*Dataset records*:
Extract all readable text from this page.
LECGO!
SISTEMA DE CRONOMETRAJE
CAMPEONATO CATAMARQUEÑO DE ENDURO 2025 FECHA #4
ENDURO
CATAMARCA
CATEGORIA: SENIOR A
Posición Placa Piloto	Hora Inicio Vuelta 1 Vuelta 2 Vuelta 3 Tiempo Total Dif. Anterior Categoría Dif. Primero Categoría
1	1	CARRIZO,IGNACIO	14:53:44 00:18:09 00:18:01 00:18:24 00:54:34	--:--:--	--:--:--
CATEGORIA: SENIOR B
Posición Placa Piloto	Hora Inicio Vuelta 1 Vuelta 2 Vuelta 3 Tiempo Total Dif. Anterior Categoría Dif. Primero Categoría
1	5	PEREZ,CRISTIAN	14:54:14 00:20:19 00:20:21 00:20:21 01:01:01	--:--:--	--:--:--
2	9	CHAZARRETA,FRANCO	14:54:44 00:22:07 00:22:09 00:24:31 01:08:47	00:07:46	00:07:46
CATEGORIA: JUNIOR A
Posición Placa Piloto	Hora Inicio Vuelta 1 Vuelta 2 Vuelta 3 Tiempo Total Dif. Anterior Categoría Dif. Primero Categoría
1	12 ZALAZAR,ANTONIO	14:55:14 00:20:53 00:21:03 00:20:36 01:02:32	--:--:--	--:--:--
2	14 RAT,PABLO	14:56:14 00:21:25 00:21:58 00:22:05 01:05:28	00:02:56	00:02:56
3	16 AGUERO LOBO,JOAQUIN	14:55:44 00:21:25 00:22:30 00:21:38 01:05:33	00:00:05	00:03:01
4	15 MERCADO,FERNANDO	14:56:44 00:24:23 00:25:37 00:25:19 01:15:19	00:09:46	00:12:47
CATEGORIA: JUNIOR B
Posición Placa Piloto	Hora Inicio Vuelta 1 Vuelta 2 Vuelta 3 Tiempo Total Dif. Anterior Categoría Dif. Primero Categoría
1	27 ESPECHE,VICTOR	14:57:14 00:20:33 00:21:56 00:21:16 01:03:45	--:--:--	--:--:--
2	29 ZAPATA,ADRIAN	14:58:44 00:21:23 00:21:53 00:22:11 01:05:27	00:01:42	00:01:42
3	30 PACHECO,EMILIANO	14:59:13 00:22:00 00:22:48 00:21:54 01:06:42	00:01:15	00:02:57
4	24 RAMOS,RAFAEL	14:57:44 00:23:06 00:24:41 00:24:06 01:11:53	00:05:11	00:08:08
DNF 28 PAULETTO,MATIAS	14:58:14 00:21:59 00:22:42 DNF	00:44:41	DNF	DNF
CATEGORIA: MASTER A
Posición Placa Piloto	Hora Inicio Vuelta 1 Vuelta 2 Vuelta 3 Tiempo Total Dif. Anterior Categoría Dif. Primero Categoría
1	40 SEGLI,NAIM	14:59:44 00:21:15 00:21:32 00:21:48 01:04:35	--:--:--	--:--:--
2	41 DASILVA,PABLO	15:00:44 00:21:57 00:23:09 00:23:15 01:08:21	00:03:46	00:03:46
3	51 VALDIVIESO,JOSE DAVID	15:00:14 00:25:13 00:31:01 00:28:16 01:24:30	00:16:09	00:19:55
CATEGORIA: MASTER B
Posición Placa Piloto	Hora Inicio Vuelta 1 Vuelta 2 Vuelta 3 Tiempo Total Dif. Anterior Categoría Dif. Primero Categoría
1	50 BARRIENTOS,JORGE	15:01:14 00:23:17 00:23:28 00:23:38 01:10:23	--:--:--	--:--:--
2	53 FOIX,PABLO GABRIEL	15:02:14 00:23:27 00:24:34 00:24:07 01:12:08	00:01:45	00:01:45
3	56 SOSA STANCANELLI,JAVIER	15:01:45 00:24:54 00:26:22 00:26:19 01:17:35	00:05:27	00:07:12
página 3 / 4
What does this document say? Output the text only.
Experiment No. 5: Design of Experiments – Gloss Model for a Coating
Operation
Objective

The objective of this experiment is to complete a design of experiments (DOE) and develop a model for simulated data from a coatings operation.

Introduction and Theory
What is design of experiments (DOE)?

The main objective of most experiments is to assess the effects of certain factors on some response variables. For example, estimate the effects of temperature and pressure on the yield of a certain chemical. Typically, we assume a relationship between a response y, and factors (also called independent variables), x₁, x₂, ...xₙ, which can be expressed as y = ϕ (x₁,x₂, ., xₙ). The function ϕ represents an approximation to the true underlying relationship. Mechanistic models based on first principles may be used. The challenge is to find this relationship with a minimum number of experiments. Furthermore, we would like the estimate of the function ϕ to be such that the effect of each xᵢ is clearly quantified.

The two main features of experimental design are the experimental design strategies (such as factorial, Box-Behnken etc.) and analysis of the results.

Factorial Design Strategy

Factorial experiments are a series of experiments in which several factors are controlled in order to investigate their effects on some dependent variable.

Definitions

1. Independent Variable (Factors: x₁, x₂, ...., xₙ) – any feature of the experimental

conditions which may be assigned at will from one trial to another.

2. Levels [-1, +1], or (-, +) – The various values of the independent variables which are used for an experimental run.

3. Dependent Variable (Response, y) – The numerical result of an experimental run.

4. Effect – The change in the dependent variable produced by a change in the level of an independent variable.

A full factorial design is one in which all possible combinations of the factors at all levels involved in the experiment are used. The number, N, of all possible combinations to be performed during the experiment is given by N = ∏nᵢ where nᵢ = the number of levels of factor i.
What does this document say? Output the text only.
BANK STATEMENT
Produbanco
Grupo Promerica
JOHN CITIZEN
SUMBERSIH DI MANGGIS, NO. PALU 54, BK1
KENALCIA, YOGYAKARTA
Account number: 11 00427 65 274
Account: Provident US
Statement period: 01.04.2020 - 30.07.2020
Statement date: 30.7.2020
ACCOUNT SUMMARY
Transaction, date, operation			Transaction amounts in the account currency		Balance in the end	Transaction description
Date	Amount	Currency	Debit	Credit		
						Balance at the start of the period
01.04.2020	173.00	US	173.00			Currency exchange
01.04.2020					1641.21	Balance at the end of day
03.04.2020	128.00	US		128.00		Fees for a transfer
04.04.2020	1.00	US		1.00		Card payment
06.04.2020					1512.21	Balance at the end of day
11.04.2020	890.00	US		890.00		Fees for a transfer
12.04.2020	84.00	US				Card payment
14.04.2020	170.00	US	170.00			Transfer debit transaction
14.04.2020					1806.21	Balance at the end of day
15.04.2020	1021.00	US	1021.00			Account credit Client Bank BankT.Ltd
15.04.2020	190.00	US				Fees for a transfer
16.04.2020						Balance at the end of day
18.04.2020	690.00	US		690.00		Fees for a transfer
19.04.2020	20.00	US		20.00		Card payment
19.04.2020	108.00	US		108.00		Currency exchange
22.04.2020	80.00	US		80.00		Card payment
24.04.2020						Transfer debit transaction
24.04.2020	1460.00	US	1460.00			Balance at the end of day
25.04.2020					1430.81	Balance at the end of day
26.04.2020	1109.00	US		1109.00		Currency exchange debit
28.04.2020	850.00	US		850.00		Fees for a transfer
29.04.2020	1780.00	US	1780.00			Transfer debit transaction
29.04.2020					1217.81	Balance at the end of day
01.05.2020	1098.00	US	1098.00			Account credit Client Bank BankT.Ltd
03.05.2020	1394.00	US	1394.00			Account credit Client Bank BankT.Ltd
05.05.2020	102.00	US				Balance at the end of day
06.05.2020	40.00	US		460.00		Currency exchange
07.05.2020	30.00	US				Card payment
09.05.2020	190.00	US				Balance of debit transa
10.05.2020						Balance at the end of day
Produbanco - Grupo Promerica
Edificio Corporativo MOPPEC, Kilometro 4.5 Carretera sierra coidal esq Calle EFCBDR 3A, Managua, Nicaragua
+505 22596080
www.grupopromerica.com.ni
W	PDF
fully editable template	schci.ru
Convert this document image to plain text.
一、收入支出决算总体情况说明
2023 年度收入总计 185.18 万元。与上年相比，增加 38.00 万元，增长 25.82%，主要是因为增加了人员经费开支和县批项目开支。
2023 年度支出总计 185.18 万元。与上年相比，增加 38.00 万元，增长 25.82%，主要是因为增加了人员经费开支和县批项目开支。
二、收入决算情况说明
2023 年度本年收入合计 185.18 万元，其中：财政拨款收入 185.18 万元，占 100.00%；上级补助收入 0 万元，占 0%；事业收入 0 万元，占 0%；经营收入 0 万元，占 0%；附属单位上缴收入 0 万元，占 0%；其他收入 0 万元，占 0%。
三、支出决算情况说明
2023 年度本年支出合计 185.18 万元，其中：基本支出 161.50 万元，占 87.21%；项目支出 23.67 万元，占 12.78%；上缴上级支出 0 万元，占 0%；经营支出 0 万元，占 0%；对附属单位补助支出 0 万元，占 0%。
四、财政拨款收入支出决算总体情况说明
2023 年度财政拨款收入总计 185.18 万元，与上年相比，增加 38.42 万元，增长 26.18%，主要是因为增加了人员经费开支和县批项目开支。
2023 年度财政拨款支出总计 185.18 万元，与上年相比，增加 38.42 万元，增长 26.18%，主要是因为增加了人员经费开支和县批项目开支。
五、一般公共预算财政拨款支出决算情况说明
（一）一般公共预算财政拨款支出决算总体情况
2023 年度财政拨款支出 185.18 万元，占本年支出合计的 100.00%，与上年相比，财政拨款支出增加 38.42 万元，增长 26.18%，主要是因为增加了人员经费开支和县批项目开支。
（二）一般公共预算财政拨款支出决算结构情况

*Task instructions*: From the data above, pick out each line containing "与上年相比" and copy it.

*Result of this exercise*:
2023 年度收入总计 185.18 万元。与上年相比，增加 38.00 万元，增长 25.82%，主要是因为增加了人员经费开支和县批项目开支。
2023 年度支出总计 185.18 万元。与上年相比，增加 38.00 万元，增长 25.82%，主要是因为增加了人员经费开支和县批项目开支。
2023 年度财政拨款收入总计 185.18 万元，与上年相比，增加 38.42 万元，增长 26.18%，主要是因为增加了人员经费开支和县批项目开支。
2023 年度财政拨款支出总计 185.18 万元，与上年相比，增加 38.42 万元，增长 26.18%，主要是因为增加了人员经费开支和县批项目开支。
2023 年度财政拨款支出 185.18 万元，占本年支出合计的 100.00%，与上年相比，财政拨款支出增加 38.42 万元，增长 26.18%，主要是因为增加了人员经费开支和县批项目开支。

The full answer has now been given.